## [PROMPT]
Please return the full listing below without altering anything.

## [Extracted data entries]
-- BEGIN --

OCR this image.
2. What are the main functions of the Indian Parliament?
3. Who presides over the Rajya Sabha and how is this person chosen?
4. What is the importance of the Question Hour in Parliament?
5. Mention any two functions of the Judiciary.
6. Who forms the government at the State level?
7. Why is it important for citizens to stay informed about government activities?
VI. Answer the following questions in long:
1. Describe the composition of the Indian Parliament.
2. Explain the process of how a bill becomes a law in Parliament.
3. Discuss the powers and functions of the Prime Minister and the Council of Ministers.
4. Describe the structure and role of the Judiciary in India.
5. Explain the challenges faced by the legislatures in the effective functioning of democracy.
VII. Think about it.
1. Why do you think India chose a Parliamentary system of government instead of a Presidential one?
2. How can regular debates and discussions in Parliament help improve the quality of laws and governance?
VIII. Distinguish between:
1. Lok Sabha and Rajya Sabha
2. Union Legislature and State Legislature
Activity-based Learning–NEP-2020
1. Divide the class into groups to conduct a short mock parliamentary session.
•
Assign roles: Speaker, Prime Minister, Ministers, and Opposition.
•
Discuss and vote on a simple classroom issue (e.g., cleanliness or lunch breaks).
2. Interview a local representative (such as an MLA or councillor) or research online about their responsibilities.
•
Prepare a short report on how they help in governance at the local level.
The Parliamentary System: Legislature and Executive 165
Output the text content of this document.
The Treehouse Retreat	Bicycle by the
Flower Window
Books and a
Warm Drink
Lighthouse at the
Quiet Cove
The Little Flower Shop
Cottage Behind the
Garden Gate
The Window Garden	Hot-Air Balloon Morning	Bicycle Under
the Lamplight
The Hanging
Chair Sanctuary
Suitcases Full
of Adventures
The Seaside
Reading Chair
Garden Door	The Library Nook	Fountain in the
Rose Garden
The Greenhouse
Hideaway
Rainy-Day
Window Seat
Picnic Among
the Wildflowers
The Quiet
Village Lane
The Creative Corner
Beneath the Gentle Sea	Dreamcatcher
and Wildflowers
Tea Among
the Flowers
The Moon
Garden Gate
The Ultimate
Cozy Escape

-- END --

## [ANSWER FOR THIS EXERCISE]
OCR this image.
2. What are the main functions of the Indian Parliament?
3. Who presides over the Rajya Sabha and how is this person chosen?
4. What is the importance of the Question Hour in Parliament?
5. Mention any two functions of the Judiciary.
6. Who forms the government at the State level?
7. Why is it important for citizens to stay informed about government activities?
VI. Answer the following questions in long:
1. Describe the composition of the Indian Parliament.
2. Explain the process of how a bill becomes a law in Parliament.
3. Discuss the powers and functions of the Prime Minister and the Council of Ministers.
4. Describe the structure and role of the Judiciary in India.
5. Explain the challenges faced by the legislatures in the effective functioning of democracy.
VII. Think about it.
1. Why do you think India chose a Parliamentary system of government instead of a Presidential one?
2. How can regular debates and discussions in Parliament help improve the quality of laws and governance?
VIII. Distinguish between:
1. Lok Sabha and Rajya Sabha
2. Union Legislature and State Legislature
Activity-based Learning–NEP-2020
1. Divide the class into groups to conduct a short mock parliamentary session.
•
Assign roles: Speaker, Prime Minister, Ministers, and Opposition.
•
Discuss and vote on a simple classroom issue (e.g., cleanliness or lunch breaks).
2. Interview a local representative (such as an MLA or councillor) or research online about their responsibilities.
•
Prepare a short report on how they help in governance at the local level.
The Parliamentary System: Legislature and Executive 165
Output the text content of this document.
The Treehouse Retreat	Bicycle by the
Flower Window
Books and a
Warm Drink
Lighthouse at the
Quiet Cove
The Little Flower Shop
Cottage Behind the
Garden Gate
The Window Garden	Hot-Air Balloon Morning	Bicycle Under
the Lamplight
The Hanging
Chair Sanctuary
Suitcases Full
of Adventures
The Seaside
Reading Chair
Garden Door	The Library Nook	Fountain in the
Rose Garden
The Greenhouse
Hideaway
Rainy-Day
Window Seat
Picnic Among
the Wildflowers
The Quiet
Village Lane
The Creative Corner
Beneath the Gentle Sea	Dreamcatcher
and Wildflowers
Tea Among
the Flowers
The Moon
Garden Gate
The Ultimate
Cozy Escape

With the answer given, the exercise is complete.